→ TASK PROMPT: Every record here should be printed again exactly.

========

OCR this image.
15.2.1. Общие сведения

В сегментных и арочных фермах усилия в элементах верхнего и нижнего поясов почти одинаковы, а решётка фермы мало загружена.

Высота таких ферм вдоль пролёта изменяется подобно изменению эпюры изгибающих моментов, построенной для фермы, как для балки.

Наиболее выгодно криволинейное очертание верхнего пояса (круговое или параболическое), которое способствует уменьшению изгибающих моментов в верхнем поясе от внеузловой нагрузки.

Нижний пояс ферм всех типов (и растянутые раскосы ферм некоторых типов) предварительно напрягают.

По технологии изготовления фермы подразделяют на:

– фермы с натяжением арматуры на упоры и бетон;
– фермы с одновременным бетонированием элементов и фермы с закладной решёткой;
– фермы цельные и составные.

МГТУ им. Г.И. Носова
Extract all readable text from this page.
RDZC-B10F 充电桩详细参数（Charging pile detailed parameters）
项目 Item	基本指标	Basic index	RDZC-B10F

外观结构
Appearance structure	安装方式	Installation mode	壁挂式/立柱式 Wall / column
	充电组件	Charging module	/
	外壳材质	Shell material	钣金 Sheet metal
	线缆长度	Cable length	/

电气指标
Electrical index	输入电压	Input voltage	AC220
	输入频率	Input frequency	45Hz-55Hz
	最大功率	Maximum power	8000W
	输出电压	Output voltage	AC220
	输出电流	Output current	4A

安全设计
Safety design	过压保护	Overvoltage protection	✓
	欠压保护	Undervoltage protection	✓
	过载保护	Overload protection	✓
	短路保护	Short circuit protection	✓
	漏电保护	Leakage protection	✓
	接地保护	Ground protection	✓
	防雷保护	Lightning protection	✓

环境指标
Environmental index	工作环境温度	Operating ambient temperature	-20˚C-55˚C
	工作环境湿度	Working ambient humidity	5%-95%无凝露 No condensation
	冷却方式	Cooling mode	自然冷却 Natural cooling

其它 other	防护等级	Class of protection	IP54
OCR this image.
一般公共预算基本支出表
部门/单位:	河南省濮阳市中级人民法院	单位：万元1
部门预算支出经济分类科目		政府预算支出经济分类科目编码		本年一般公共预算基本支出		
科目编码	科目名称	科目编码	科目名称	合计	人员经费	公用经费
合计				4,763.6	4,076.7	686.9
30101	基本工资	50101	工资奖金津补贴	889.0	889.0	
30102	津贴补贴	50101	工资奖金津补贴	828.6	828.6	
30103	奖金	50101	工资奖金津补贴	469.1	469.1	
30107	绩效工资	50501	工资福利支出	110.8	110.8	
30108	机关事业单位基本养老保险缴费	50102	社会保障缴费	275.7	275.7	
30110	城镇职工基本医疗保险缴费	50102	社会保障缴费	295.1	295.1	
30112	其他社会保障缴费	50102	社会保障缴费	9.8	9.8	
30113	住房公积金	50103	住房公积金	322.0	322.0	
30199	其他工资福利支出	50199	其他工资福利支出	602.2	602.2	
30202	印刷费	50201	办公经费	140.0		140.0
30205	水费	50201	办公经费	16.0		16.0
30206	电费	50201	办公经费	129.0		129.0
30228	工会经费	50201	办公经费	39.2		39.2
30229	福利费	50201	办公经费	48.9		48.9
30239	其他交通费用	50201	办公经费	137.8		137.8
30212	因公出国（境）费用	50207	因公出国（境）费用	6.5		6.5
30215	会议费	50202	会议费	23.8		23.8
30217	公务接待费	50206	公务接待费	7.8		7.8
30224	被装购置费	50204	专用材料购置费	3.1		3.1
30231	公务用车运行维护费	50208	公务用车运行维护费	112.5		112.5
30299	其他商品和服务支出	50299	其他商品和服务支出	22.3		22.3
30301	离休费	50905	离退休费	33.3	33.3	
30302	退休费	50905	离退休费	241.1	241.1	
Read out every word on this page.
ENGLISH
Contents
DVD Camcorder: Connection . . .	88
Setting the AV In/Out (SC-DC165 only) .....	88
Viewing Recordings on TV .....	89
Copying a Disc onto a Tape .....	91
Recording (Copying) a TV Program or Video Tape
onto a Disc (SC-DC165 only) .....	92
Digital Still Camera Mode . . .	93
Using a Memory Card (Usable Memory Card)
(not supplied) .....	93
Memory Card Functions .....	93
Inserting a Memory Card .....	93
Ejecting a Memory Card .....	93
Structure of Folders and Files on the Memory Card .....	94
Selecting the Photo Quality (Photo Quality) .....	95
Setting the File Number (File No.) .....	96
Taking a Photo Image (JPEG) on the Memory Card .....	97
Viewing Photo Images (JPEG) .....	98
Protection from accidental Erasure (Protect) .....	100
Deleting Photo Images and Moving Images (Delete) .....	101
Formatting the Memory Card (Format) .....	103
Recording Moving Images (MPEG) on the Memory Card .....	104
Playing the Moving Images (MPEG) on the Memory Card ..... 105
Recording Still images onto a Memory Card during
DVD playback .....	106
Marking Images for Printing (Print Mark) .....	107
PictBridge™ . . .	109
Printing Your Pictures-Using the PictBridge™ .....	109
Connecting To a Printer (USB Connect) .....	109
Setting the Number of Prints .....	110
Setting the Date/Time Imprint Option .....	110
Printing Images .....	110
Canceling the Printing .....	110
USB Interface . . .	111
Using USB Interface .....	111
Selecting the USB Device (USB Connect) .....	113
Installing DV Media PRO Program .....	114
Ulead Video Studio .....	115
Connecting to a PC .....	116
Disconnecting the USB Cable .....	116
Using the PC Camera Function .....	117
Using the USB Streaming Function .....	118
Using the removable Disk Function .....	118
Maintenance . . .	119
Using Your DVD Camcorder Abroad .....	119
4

========

→ COMPLETED TASK:
OCR this image.
15.2.1. Общие сведения

В сегментных и арочных фермах усилия в элементах верхнего и нижнего поясов почти одинаковы, а решётка фермы мало загружена.

Высота таких ферм вдоль пролёта изменяется подобно изменению эпюры изгибающих моментов, построенной для фермы, как для балки.

Наиболее выгодно криволинейное очертание верхнего пояса (круговое или параболическое), которое способствует уменьшению изгибающих моментов в верхнем поясе от внеузловой нагрузки.

Нижний пояс ферм всех типов (и растянутые раскосы ферм некоторых типов) предварительно напрягают.

По технологии изготовления фермы подразделяют на:

– фермы с натяжением арматуры на упоры и бетон;
– фермы с одновременным бетонированием элементов и фермы с закладной решёткой;
– фермы цельные и составные.

МГТУ им. Г.И. Носова
Extract all readable text from this page.
RDZC-B10F 充电桩详细参数（Charging pile detailed parameters）
项目 Item	基本指标	Basic index	RDZC-B10F

外观结构
Appearance structure	安装方式	Installation mode	壁挂式/立柱式 Wall / column
	充电组件	Charging module	/
	外壳材质	Shell material	钣金 Sheet metal
	线缆长度	Cable length	/

电气指标
Electrical index	输入电压	Input voltage	AC220
	输入频率	Input frequency	45Hz-55Hz
	最大功率	Maximum power	8000W
	输出电压	Output voltage	AC220
	输出电流	Output current	4A

安全设计
Safety design	过压保护	Overvoltage protection	✓
	欠压保护	Undervoltage protection	✓
	过载保护	Overload protection	✓
	短路保护	Short circuit protection	✓
	漏电保护	Leakage protection	✓
	接地保护	Ground protection	✓
	防雷保护	Lightning protection	✓

环境指标
Environmental index	工作环境温度	Operating ambient temperature	-20˚C-55˚C
	工作环境湿度	Working ambient humidity	5%-95%无凝露 No condensation
	冷却方式	Cooling mode	自然冷却 Natural cooling

其它 other	防护等级	Class of protection	IP54
OCR this image.
一般公共预算基本支出表
部门/单位:	河南省濮阳市中级人民法院	单位：万元1
部门预算支出经济分类科目		政府预算支出经济分类科目编码		本年一般公共预算基本支出		
科目编码	科目名称	科目编码	科目名称	合计	人员经费	公用经费
合计				4,763.6	4,076.7	686.9
30101	基本工资	50101	工资奖金津补贴	889.0	889.0	
30102	津贴补贴	50101	工资奖金津补贴	828.6	828.6	
30103	奖金	50101	工资奖金津补贴	469.1	469.1	
30107	绩效工资	50501	工资福利支出	110.8	110.8	
30108	机关事业单位基本养老保险缴费	50102	社会保障缴费	275.7	275.7	
30110	城镇职工基本医疗保险缴费	50102	社会保障缴费	295.1	295.1	
30112	其他社会保障缴费	50102	社会保障缴费	9.8	9.8	
30113	住房公积金	50103	住房公积金	322.0	322.0	
30199	其他工资福利支出	50199	其他工资福利支出	602.2	602.2	
30202	印刷费	50201	办公经费	140.0		140.0
30205	水费	50201	办公经费	16.0		16.0
30206	电费	50201	办公经费	129.0		129.0
30228	工会经费	50201	办公经费	39.2		39.2
30229	福利费	50201	办公经费	48.9		48.9
30239	其他交通费用	50201	办公经费	137.8		137.8
30212	因公出国（境）费用	50207	因公出国（境）费用	6.5		6.5
30215	会议费	50202	会议费	23.8		23.8
30217	公务接待费	50206	公务接待费	7.8		7.8
30224	被装购置费	50204	专用材料购置费	3.1		3.1
30231	公务用车运行维护费	50208	公务用车运行维护费	112.5		112.5
30299	其他商品和服务支出	50299	其他商品和服务支出	22.3		22.3
30301	离休费	50905	离退休费	33.3	33.3	
30302	退休费	50905	离退休费	241.1	241.1	
Read out every word on this page.
ENGLISH
Contents
DVD Camcorder: Connection . . .	88
Setting the AV In/Out (SC-DC165 only) .....	88
Viewing Recordings on TV .....	89
Copying a Disc onto a Tape .....	91
Recording (Copying) a TV Program or Video Tape
onto a Disc (SC-DC165 only) .....	92
Digital Still Camera Mode . . .	93
Using a Memory Card (Usable Memory Card)
(not supplied) .....	93
Memory Card Functions .....	93
Inserting a Memory Card .....	93
Ejecting a Memory Card .....	93
Structure of Folders and Files on the Memory Card .....	94
Selecting the Photo Quality (Photo Quality) .....	95
Setting the File Number (File No.) .....	96
Taking a Photo Image (JPEG) on the Memory Card .....	97
Viewing Photo Images (JPEG) .....	98
Protection from accidental Erasure (Protect) .....	100
Deleting Photo Images and Moving Images (Delete) .....	101
Formatting the Memory Card (Format) .....	103
Recording Moving Images (MPEG) on the Memory Card .....	104
Playing the Moving Images (MPEG) on the Memory Card ..... 105
Recording Still images onto a Memory Card during
DVD playback .....	106
Marking Images for Printing (Print Mark) .....	107
PictBridge™ . . .	109
Printing Your Pictures-Using the PictBridge™ .....	109
Connecting To a Printer (USB Connect) .....	109
Setting the Number of Prints .....	110
Setting the Date/Time Imprint Option .....	110
Printing Images .....	110
Canceling the Printing .....	110
USB Interface . . .	111
Using USB Interface .....	111
Selecting the USB Device (USB Connect) .....	113
Installing DV Media PRO Program .....	114
Ulead Video Studio .....	115
Connecting to a PC .....	116
Disconnecting the USB Cable .....	116
Using the PC Camera Function .....	117
Using the USB Streaming Function .....	118
Using the removable Disk Function .....	118
Maintenance . . .	119
Using Your DVD Camcorder Abroad .....	119
4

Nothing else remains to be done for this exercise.